◆ TASKS:
1. Copy the passage about Cimon from "Love filled this" through "write it down." word for word.
2. Using the passage about Cimon, answer yes or no for each statement and quote the words that decide it: (a) Cimon learned to sing and play music. (b) Iphigenia was Agamemnon's daughter. (c) The writer wrote down every Greek name in the tale.

Women are romantically elevated as an ideal or god-like being in this tale. "...sufficient mother wit to appreciate that divine things require more respect than those pertaining to earth." Cimon realized to capture a goddess he must become as close to worthy of her as he possibly could... that was the only way to respect such a divine being. He needed to be a better man, and quickly.

Cimon goes through a radical transformation. He changes clothes, friends, learns how to court a lady, became a paragon of wit and intelligence, changes his speech, learned to sing and play music, improved his martial skill, and became one of the most graceful, refined, and versatile men in Cyprus.

Love filled this man with the will to accomplish his goal. Love brought out these talents. On a side note, there are a lot of Greek names in this tale. Cimon was an Athenian military hero that was exiled from Athens, Iphigenia was Agamemnon's daughter who he sacrificed before sailing to Troy... and I think there was another one but I didn't write it down.

◆ THE DATA:
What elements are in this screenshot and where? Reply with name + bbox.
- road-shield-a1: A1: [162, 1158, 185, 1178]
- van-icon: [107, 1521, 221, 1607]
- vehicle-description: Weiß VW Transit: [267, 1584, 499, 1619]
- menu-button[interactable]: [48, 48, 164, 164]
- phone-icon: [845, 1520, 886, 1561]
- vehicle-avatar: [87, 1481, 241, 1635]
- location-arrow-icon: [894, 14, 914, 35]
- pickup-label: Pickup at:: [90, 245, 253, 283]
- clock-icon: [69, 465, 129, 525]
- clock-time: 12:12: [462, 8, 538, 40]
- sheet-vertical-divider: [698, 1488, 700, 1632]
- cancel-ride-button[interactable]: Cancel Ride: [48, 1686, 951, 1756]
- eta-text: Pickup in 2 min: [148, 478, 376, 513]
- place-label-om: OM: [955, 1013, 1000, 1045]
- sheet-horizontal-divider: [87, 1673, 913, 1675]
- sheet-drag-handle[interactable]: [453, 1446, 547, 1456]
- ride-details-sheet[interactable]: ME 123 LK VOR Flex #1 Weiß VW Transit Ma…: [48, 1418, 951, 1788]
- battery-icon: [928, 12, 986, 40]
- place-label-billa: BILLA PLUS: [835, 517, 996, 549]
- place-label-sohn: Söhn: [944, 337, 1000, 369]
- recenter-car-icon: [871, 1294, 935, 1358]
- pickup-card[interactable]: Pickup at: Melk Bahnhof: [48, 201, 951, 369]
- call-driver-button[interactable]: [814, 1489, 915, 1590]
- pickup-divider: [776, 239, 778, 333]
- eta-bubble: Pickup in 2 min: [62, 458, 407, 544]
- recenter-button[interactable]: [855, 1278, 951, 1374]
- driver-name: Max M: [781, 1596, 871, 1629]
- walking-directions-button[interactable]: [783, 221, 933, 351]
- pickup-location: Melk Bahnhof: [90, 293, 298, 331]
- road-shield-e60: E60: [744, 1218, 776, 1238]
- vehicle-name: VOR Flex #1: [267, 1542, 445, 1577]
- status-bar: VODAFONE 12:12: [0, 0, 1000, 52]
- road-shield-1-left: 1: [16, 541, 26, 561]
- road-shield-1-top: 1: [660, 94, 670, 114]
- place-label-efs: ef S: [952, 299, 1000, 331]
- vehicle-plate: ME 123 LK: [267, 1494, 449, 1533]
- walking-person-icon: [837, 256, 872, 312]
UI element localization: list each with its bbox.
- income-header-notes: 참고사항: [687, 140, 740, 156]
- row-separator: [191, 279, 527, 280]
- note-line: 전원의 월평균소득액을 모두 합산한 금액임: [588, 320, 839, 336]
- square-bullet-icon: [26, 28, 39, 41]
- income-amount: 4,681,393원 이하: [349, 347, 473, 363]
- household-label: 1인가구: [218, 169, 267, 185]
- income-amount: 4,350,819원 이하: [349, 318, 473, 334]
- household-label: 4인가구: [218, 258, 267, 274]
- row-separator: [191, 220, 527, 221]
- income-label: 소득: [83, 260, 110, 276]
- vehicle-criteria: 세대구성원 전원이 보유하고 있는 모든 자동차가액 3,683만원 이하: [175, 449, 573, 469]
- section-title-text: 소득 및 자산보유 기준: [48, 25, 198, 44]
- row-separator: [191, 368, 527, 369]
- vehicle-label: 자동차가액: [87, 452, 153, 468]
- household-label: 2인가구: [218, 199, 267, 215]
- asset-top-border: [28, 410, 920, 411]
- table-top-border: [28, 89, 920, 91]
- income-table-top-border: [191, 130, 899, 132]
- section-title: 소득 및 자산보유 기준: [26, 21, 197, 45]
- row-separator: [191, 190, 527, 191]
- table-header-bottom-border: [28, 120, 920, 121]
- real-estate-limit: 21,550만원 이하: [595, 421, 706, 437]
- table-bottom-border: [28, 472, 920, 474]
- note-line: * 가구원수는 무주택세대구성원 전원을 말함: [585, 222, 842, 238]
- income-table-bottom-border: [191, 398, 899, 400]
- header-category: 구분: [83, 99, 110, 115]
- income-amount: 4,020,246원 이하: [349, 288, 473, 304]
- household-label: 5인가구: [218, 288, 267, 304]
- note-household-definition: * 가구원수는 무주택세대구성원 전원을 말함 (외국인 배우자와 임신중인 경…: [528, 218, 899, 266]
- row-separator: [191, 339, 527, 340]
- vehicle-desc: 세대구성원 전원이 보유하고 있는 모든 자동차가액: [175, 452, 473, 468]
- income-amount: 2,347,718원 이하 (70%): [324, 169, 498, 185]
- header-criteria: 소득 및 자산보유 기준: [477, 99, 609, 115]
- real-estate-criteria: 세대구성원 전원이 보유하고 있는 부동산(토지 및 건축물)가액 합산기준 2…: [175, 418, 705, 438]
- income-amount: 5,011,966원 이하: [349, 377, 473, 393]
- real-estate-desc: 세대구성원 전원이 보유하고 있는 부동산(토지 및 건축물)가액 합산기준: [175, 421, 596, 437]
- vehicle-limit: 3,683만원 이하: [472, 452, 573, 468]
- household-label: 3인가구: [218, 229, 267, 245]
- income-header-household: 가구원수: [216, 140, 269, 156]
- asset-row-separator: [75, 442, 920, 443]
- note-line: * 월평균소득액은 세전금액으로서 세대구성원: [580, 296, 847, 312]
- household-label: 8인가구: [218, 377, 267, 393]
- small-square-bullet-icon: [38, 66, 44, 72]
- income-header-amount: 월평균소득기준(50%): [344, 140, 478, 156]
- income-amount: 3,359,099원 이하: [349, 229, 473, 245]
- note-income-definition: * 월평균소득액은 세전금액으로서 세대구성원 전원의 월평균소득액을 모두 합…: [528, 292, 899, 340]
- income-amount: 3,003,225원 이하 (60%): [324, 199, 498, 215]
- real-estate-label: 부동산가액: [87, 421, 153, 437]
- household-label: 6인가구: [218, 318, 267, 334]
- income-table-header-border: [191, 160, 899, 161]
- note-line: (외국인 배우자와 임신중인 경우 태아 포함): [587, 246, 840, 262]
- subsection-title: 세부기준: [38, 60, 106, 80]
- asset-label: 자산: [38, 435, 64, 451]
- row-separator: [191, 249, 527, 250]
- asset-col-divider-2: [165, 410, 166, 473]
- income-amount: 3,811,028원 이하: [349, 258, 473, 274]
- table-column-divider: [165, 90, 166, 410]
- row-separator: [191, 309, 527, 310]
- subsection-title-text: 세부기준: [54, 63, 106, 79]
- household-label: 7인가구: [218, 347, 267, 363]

◆ RESULTS IN ORDER:
1.
Love filled this man with the will to accomplish his goal. Love brought out these talents. On a side note, there are a lot of Greek names in this tale. Cimon was an Athenian military hero that was exiled from Athens, Iphigenia was Agamemnon's daughter who he sacrificed before sailing to Troy... and I think there was another one but I didn't write it down.

2.
(a) Yes: "learned to sing and play music"
(b) Yes: "Iphigenia was Agamemnon's daughter"
(c) No: "I think there was another one but I didn't write it down."